Objective
Report only the number of lines in this material that include "name".

Task material

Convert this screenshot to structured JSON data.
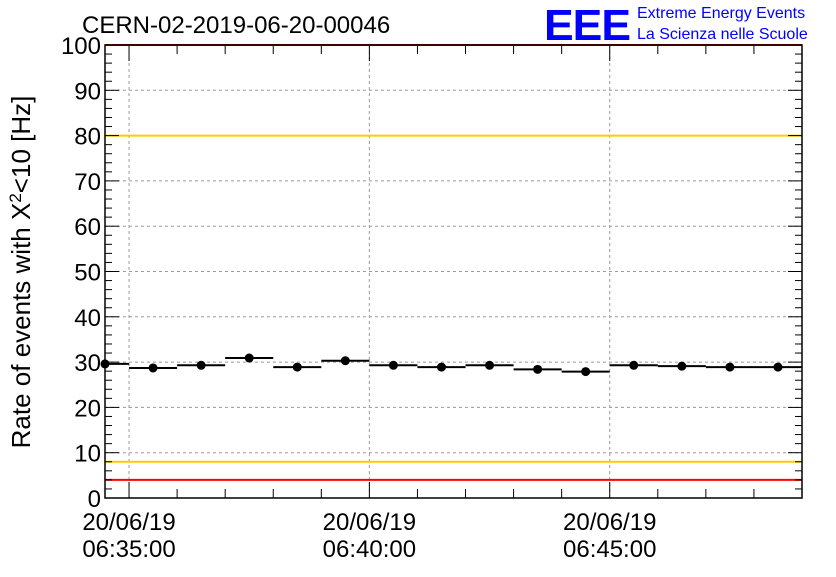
{
  "chart_data": {
    "type": "scatter",
    "title": "CERN-02-2019-06-20-00046",
    "ylabel": {
      "prefix": "Rate of events with X",
      "superscript": "2",
      "suffix": "<10 [Hz]"
    },
    "ylim": [
      0,
      100
    ],
    "y_ticks": [
      "0",
      "10",
      "20",
      "30",
      "40",
      "50",
      "60",
      "70",
      "80",
      "90",
      "100"
    ],
    "x_ticks": [
      {
        "date": "20/06/19",
        "time": "06:35:00",
        "minutes": 0
      },
      {
        "date": "20/06/19",
        "time": "06:40:00",
        "minutes": 5
      },
      {
        "date": "20/06/19",
        "time": "06:45:00",
        "minutes": 10
      }
    ],
    "xlim_minutes_from_0635": [
      -0.5,
      14.0
    ],
    "bin_width_minutes": 1.0,
    "grid": true,
    "series": [
      {
        "x_minutes": [
          -0.5,
          0.5,
          1.5,
          2.5,
          3.5,
          4.5,
          5.5,
          6.5,
          7.5,
          8.5,
          9.5,
          10.5,
          11.5,
          12.5,
          13.5
        ],
        "y": [
          29.6,
          28.7,
          29.3,
          30.9,
          28.9,
          30.3,
          29.3,
          28.9,
          29.3,
          28.4,
          27.9,
          29.3,
          29.1,
          28.9,
          28.9
        ]
      }
    ],
    "reference_lines": [
      {
        "y": 80,
        "color": "#ffcc00"
      },
      {
        "y": 8,
        "color": "#ffcc00"
      },
      {
        "y": 4,
        "color": "#ff0000"
      },
      {
        "y": 100,
        "color": "#ff0000"
      }
    ]
  },
  "logo": {
    "text": "EEE",
    "line1": "Extreme Energy Events",
    "line2": "La Scienza nelle Scuole",
    "color": "#0000ff"
  }
}
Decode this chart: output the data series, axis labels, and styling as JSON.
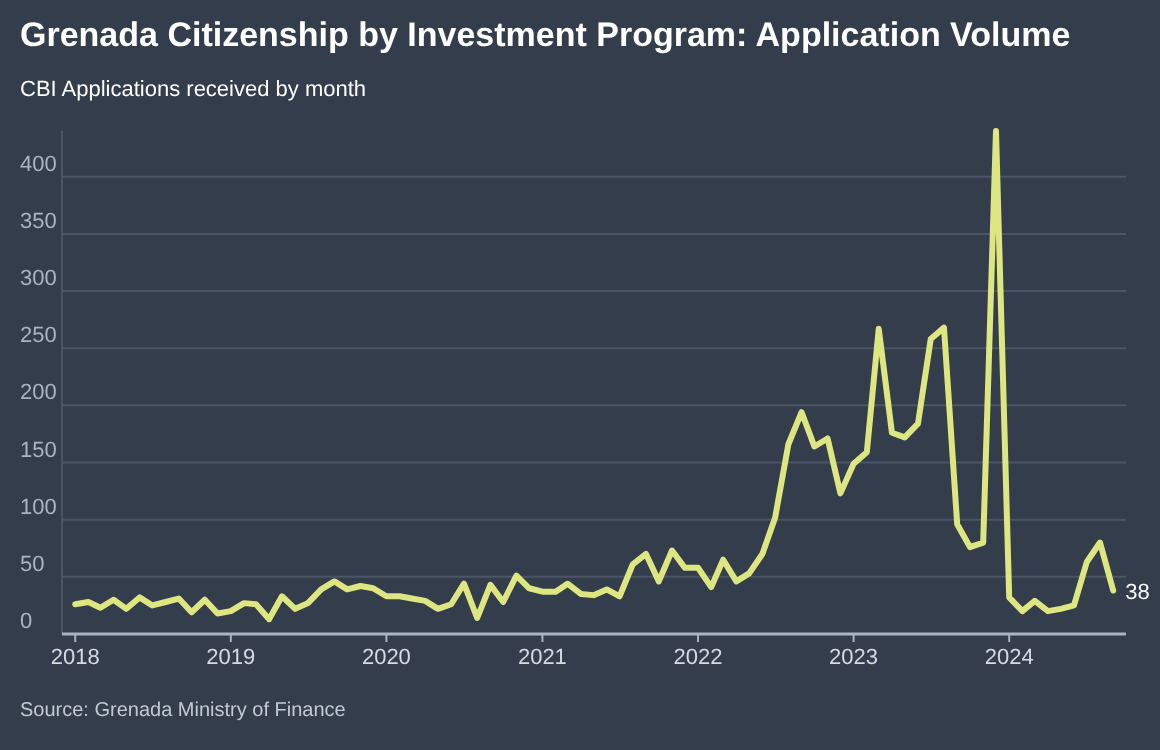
{
  "chart_data": {
    "type": "line",
    "title": "Grenada Citizenship by Investment Program: Application Volume",
    "subtitle": "CBI Applications received by month",
    "x": [
      "2018-01",
      "2018-02",
      "2018-03",
      "2018-04",
      "2018-05",
      "2018-06",
      "2018-07",
      "2018-08",
      "2018-09",
      "2018-10",
      "2018-11",
      "2018-12",
      "2019-01",
      "2019-02",
      "2019-03",
      "2019-04",
      "2019-05",
      "2019-06",
      "2019-07",
      "2019-08",
      "2019-09",
      "2019-10",
      "2019-11",
      "2019-12",
      "2020-01",
      "2020-02",
      "2020-03",
      "2020-04",
      "2020-05",
      "2020-06",
      "2020-07",
      "2020-08",
      "2020-09",
      "2020-10",
      "2020-11",
      "2020-12",
      "2021-01",
      "2021-02",
      "2021-03",
      "2021-04",
      "2021-05",
      "2021-06",
      "2021-07",
      "2021-08",
      "2021-09",
      "2021-10",
      "2021-11",
      "2021-12",
      "2022-01",
      "2022-02",
      "2022-03",
      "2022-04",
      "2022-05",
      "2022-06",
      "2022-07",
      "2022-08",
      "2022-09",
      "2022-10",
      "2022-11",
      "2022-12",
      "2023-01",
      "2023-02",
      "2023-03",
      "2023-04",
      "2023-05",
      "2023-06",
      "2023-07",
      "2023-08",
      "2023-09",
      "2023-10",
      "2023-11",
      "2023-12",
      "2024-01",
      "2024-02",
      "2024-03",
      "2024-04",
      "2024-05",
      "2024-06",
      "2024-07",
      "2024-08",
      "2024-09"
    ],
    "series": [
      {
        "color": "#dde680",
        "values": [
          26,
          28,
          23,
          30,
          22,
          32,
          25,
          28,
          31,
          19,
          30,
          18,
          20,
          27,
          26,
          13,
          33,
          22,
          27,
          39,
          46,
          39,
          42,
          40,
          33,
          33,
          31,
          29,
          22,
          26,
          44,
          14,
          43,
          28,
          51,
          40,
          37,
          37,
          44,
          35,
          34,
          39,
          33,
          61,
          70,
          46,
          73,
          58,
          58,
          41,
          65,
          46,
          53,
          70,
          102,
          166,
          194,
          164,
          171,
          123,
          149,
          159,
          267,
          176,
          172,
          184,
          258,
          268,
          96,
          76,
          80,
          440,
          32,
          20,
          29,
          20,
          22,
          25,
          63,
          80,
          38
        ]
      }
    ],
    "xlim": [
      "2017-12",
      "2024-10"
    ],
    "xticks": [
      "2018",
      "2019",
      "2020",
      "2021",
      "2022",
      "2023",
      "2024"
    ],
    "ylim": [
      0,
      440
    ],
    "yticks": [
      0,
      50,
      100,
      150,
      200,
      250,
      300,
      350,
      400
    ],
    "grid": "y",
    "marker": "none",
    "line_style": "solid",
    "annotations": [
      {
        "text": "38",
        "x": "2024-09",
        "y": 38
      },
      "Source: Grenada Ministry of Finance"
    ]
  }
}
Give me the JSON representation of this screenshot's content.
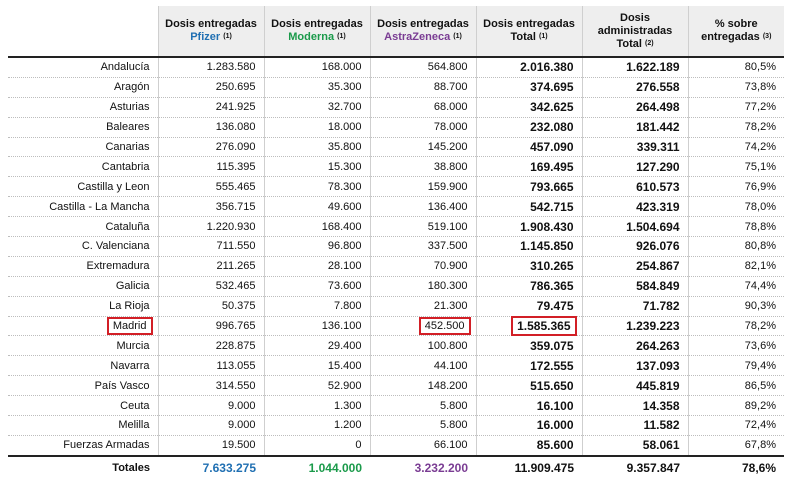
{
  "headers": [
    {
      "line1": "",
      "line2": ""
    },
    {
      "line1": "Dosis entregadas",
      "line2": "Pfizer",
      "sup": "(1)"
    },
    {
      "line1": "Dosis entregadas",
      "line2": "Moderna",
      "sup": "(1)"
    },
    {
      "line1": "Dosis entregadas",
      "line2": "AstraZeneca",
      "sup": "(1)"
    },
    {
      "line1": "Dosis entregadas",
      "line2": "Total",
      "sup": "(1)"
    },
    {
      "line1": "Dosis administradas",
      "line2": "Total",
      "sup": "(2)"
    },
    {
      "line1": "% sobre",
      "line2": "entregadas",
      "sup": "(3)"
    }
  ],
  "colors": {
    "pfizer": "#1f6fb2",
    "moderna": "#1a9a4a",
    "astrazeneca": "#7a3c93",
    "highlight": "#d21f26"
  },
  "rows": [
    [
      "Andalucía",
      "1.283.580",
      "168.000",
      "564.800",
      "2.016.380",
      "1.622.189",
      "80,5%"
    ],
    [
      "Aragón",
      "250.695",
      "35.300",
      "88.700",
      "374.695",
      "276.558",
      "73,8%"
    ],
    [
      "Asturias",
      "241.925",
      "32.700",
      "68.000",
      "342.625",
      "264.498",
      "77,2%"
    ],
    [
      "Baleares",
      "136.080",
      "18.000",
      "78.000",
      "232.080",
      "181.442",
      "78,2%"
    ],
    [
      "Canarias",
      "276.090",
      "35.800",
      "145.200",
      "457.090",
      "339.311",
      "74,2%"
    ],
    [
      "Cantabria",
      "115.395",
      "15.300",
      "38.800",
      "169.495",
      "127.290",
      "75,1%"
    ],
    [
      "Castilla y Leon",
      "555.465",
      "78.300",
      "159.900",
      "793.665",
      "610.573",
      "76,9%"
    ],
    [
      "Castilla - La Mancha",
      "356.715",
      "49.600",
      "136.400",
      "542.715",
      "423.319",
      "78,0%"
    ],
    [
      "Cataluña",
      "1.220.930",
      "168.400",
      "519.100",
      "1.908.430",
      "1.504.694",
      "78,8%"
    ],
    [
      "C. Valenciana",
      "711.550",
      "96.800",
      "337.500",
      "1.145.850",
      "926.076",
      "80,8%"
    ],
    [
      "Extremadura",
      "211.265",
      "28.100",
      "70.900",
      "310.265",
      "254.867",
      "82,1%"
    ],
    [
      "Galicia",
      "532.465",
      "73.600",
      "180.300",
      "786.365",
      "584.849",
      "74,4%"
    ],
    [
      "La Rioja",
      "50.375",
      "7.800",
      "21.300",
      "79.475",
      "71.782",
      "90,3%"
    ],
    [
      "Madrid",
      "996.765",
      "136.100",
      "452.500",
      "1.585.365",
      "1.239.223",
      "78,2%"
    ],
    [
      "Murcia",
      "228.875",
      "29.400",
      "100.800",
      "359.075",
      "264.263",
      "73,6%"
    ],
    [
      "Navarra",
      "113.055",
      "15.400",
      "44.100",
      "172.555",
      "137.093",
      "79,4%"
    ],
    [
      "País Vasco",
      "314.550",
      "52.900",
      "148.200",
      "515.650",
      "445.819",
      "86,5%"
    ],
    [
      "Ceuta",
      "9.000",
      "1.300",
      "5.800",
      "16.100",
      "14.358",
      "89,2%"
    ],
    [
      "Melilla",
      "9.000",
      "1.200",
      "5.800",
      "16.000",
      "11.582",
      "72,4%"
    ],
    [
      "Fuerzas Armadas",
      "19.500",
      "0",
      "66.100",
      "85.600",
      "58.061",
      "67,8%"
    ]
  ],
  "highlighted_row": "Madrid",
  "totals": [
    "Totales",
    "7.633.275",
    "1.044.000",
    "3.232.200",
    "11.909.475",
    "9.357.847",
    "78,6%"
  ]
}
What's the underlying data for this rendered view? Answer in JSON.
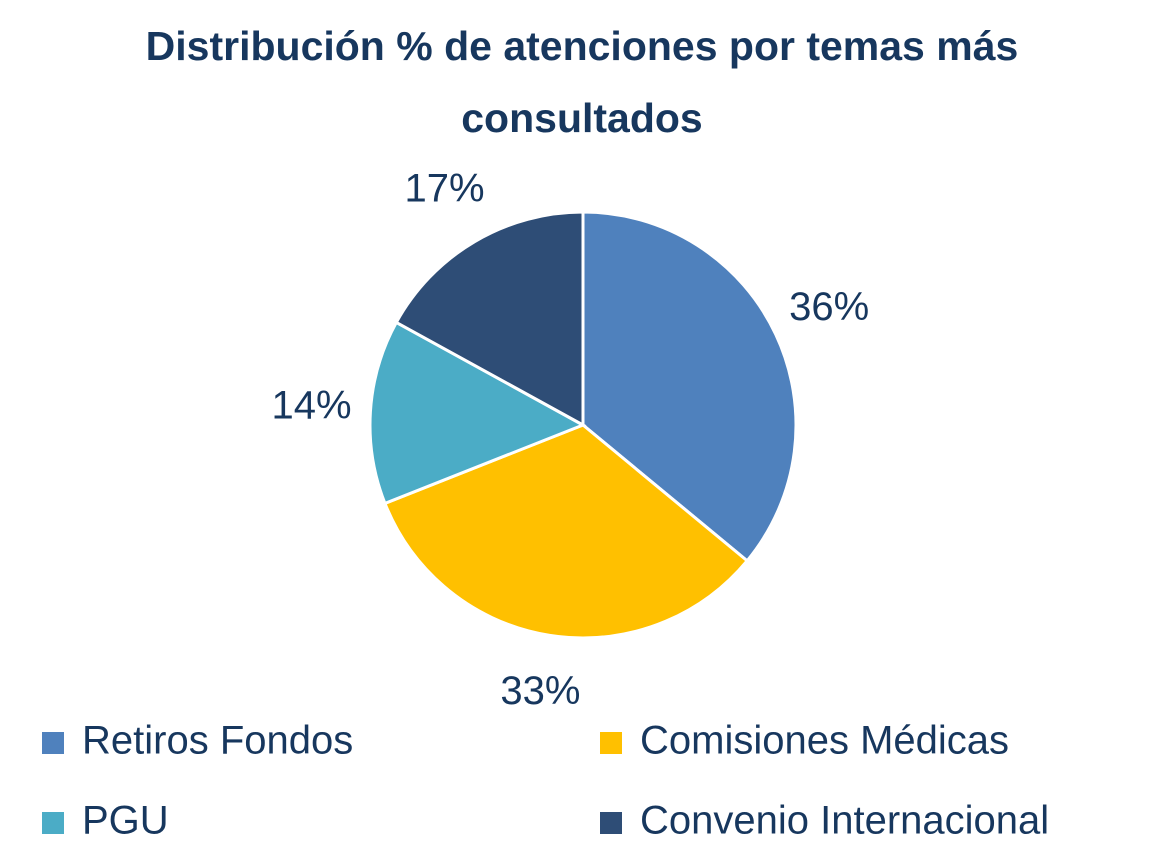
{
  "chart_data": {
    "type": "pie",
    "title": "Distribución % de atenciones por temas más consultados",
    "categories": [
      "Retiros Fondos",
      "Comisiones Médicas",
      "PGU",
      "Convenio Internacional"
    ],
    "values": [
      36,
      33,
      14,
      17
    ],
    "value_labels": [
      "36%",
      "33%",
      "14%",
      "17%"
    ],
    "colors": [
      "#4f81bd",
      "#ffc000",
      "#4bacc6",
      "#2e4d76"
    ],
    "legend": "bottom"
  }
}
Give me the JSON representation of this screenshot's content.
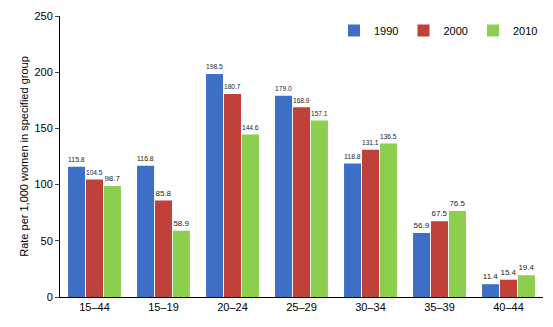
{
  "chart_data": {
    "type": "bar",
    "y_label": "Rate per 1,000 women in specified group",
    "categories": [
      "15–44",
      "15–19",
      "20–24",
      "25–29",
      "30–34",
      "35–39",
      "40–44"
    ],
    "series": [
      {
        "name": "1990",
        "color": "#3d6fc7",
        "values": [
          115.8,
          116.8,
          198.5,
          179.0,
          118.8,
          56.9,
          11.4
        ],
        "value_labels": [
          "115.8",
          "116.8",
          "198.5",
          "179.0",
          "118.8",
          "56.9",
          "11.4"
        ]
      },
      {
        "name": "2000",
        "color": "#c0403a",
        "values": [
          104.5,
          85.8,
          180.7,
          168.9,
          131.1,
          67.5,
          15.4
        ],
        "value_labels": [
          "104.5",
          "85.8",
          "180.7",
          "168.9",
          "131.1",
          "67.5",
          "15.4"
        ]
      },
      {
        "name": "2010",
        "color": "#8ccf4f",
        "values": [
          98.7,
          58.9,
          144.6,
          157.1,
          136.5,
          76.5,
          19.4
        ],
        "value_labels": [
          "98.7",
          "58.9",
          "144.6",
          "157.1",
          "136.5",
          "76.5",
          "19.4"
        ]
      }
    ],
    "ylim": [
      0,
      250
    ],
    "yticks": [
      0,
      50,
      100,
      150,
      200,
      250
    ],
    "grid": false,
    "legend": "top right",
    "data_labels": true
  }
}
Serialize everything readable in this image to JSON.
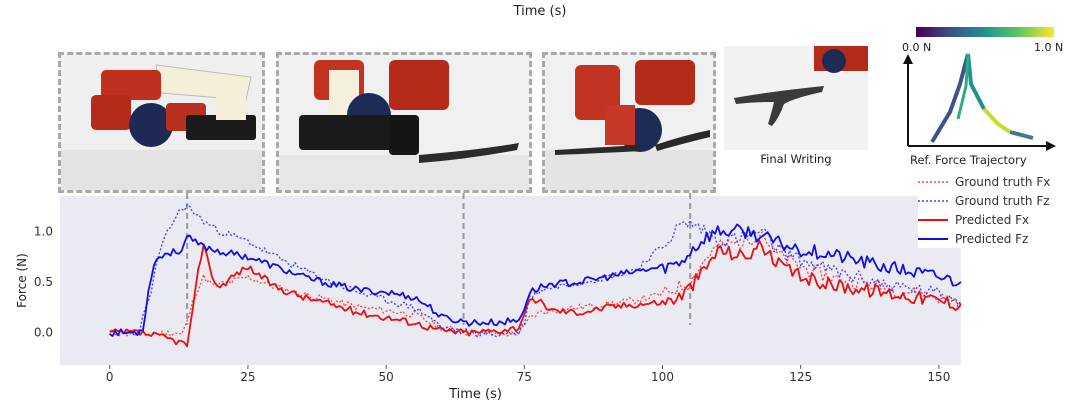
{
  "top_title": "Time (s)",
  "photos": {
    "caption_final": "Final Writing"
  },
  "inset": {
    "colorbar_min": "0.0 N",
    "colorbar_max": "1.0 N",
    "title": "Ref. Force Trajectory"
  },
  "colors": {
    "ground_truth_fx": "#ff4444",
    "ground_truth_fz": "#3b3bff",
    "predicted_fx": "#e81010",
    "predicted_fz": "#1010e6",
    "plot_bg": "#eaeaf2"
  },
  "chart_data": {
    "type": "line",
    "xlabel": "Time (s)",
    "ylabel": "Force (N)",
    "xlim": [
      -9,
      154
    ],
    "ylim": [
      -0.32,
      1.35
    ],
    "xticks": [
      0,
      25,
      50,
      75,
      100,
      125,
      150
    ],
    "yticks": [
      0.0,
      0.5,
      1.0
    ],
    "ytick_labels": [
      "0.0",
      "0.5",
      "1.0"
    ],
    "grid": false,
    "legend_position": "right",
    "markers_x": [
      14,
      64,
      105
    ],
    "series": [
      {
        "name": "Ground truth Fx",
        "style": "dotted",
        "x": [
          0,
          6,
          12,
          13,
          14,
          15,
          16,
          17,
          18,
          19,
          20,
          22,
          25,
          30,
          35,
          40,
          45,
          50,
          55,
          58,
          60,
          65,
          70,
          74,
          75,
          76,
          78,
          80,
          85,
          90,
          95,
          100,
          105,
          108,
          110,
          115,
          118,
          120,
          125,
          130,
          140,
          150,
          154
        ],
        "y": [
          0.0,
          -0.02,
          0.0,
          -0.02,
          0.1,
          0.3,
          0.45,
          0.55,
          0.5,
          0.45,
          0.48,
          0.5,
          0.55,
          0.45,
          0.38,
          0.32,
          0.25,
          0.22,
          0.18,
          0.1,
          0.05,
          0.0,
          -0.02,
          0.0,
          0.05,
          0.15,
          0.2,
          0.22,
          0.25,
          0.28,
          0.32,
          0.38,
          0.5,
          0.75,
          0.85,
          0.9,
          1.0,
          0.8,
          0.65,
          0.55,
          0.45,
          0.35,
          0.3
        ]
      },
      {
        "name": "Ground truth Fz",
        "style": "dotted",
        "x": [
          0,
          5,
          7,
          9,
          11,
          12,
          13,
          14,
          15,
          17,
          20,
          25,
          30,
          35,
          40,
          45,
          50,
          55,
          58,
          60,
          65,
          70,
          74,
          75,
          76,
          78,
          80,
          85,
          90,
          95,
          100,
          103,
          105,
          108,
          110,
          115,
          118,
          120,
          125,
          130,
          140,
          150,
          154
        ],
        "y": [
          0.0,
          0.0,
          0.3,
          0.8,
          1.05,
          1.15,
          1.22,
          1.25,
          1.2,
          1.1,
          1.0,
          0.9,
          0.75,
          0.62,
          0.5,
          0.4,
          0.32,
          0.25,
          0.15,
          0.05,
          0.0,
          -0.02,
          0.0,
          0.1,
          0.35,
          0.42,
          0.45,
          0.5,
          0.55,
          0.62,
          0.85,
          1.05,
          1.08,
          1.0,
          0.9,
          0.95,
          1.0,
          0.85,
          0.72,
          0.62,
          0.48,
          0.38,
          0.32
        ]
      },
      {
        "name": "Predicted Fx",
        "style": "solid",
        "x": [
          0,
          5,
          10,
          13,
          14,
          15,
          16,
          17,
          18,
          19,
          20,
          22,
          25,
          30,
          35,
          40,
          45,
          50,
          55,
          58,
          60,
          65,
          70,
          74,
          75,
          76,
          78,
          80,
          85,
          90,
          95,
          100,
          103,
          105,
          108,
          110,
          115,
          118,
          120,
          125,
          130,
          140,
          150,
          154
        ],
        "y": [
          0.0,
          0.0,
          -0.05,
          -0.1,
          -0.12,
          0.2,
          0.6,
          0.9,
          0.65,
          0.5,
          0.45,
          0.55,
          0.65,
          0.45,
          0.35,
          0.28,
          0.2,
          0.15,
          0.1,
          0.05,
          0.02,
          0.0,
          0.02,
          0.05,
          0.2,
          0.3,
          0.3,
          0.22,
          0.2,
          0.25,
          0.28,
          0.3,
          0.35,
          0.45,
          0.65,
          0.82,
          0.75,
          0.88,
          0.7,
          0.55,
          0.48,
          0.4,
          0.32,
          0.28
        ]
      },
      {
        "name": "Predicted Fz",
        "style": "solid",
        "x": [
          0,
          5,
          6,
          7,
          8,
          10,
          12,
          13,
          14,
          15,
          17,
          20,
          25,
          30,
          35,
          40,
          45,
          50,
          55,
          58,
          60,
          65,
          70,
          74,
          75,
          76,
          78,
          80,
          85,
          90,
          95,
          100,
          103,
          105,
          108,
          110,
          115,
          118,
          120,
          125,
          130,
          140,
          150,
          154
        ],
        "y": [
          0.0,
          0.0,
          0.05,
          0.4,
          0.7,
          0.78,
          0.8,
          0.82,
          0.95,
          0.9,
          0.85,
          0.8,
          0.75,
          0.65,
          0.55,
          0.48,
          0.42,
          0.4,
          0.35,
          0.25,
          0.15,
          0.1,
          0.1,
          0.12,
          0.25,
          0.4,
          0.45,
          0.48,
          0.5,
          0.55,
          0.6,
          0.65,
          0.68,
          0.8,
          0.95,
          1.0,
          1.0,
          0.95,
          0.9,
          0.82,
          0.78,
          0.65,
          0.55,
          0.5
        ]
      }
    ]
  }
}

Written answer
7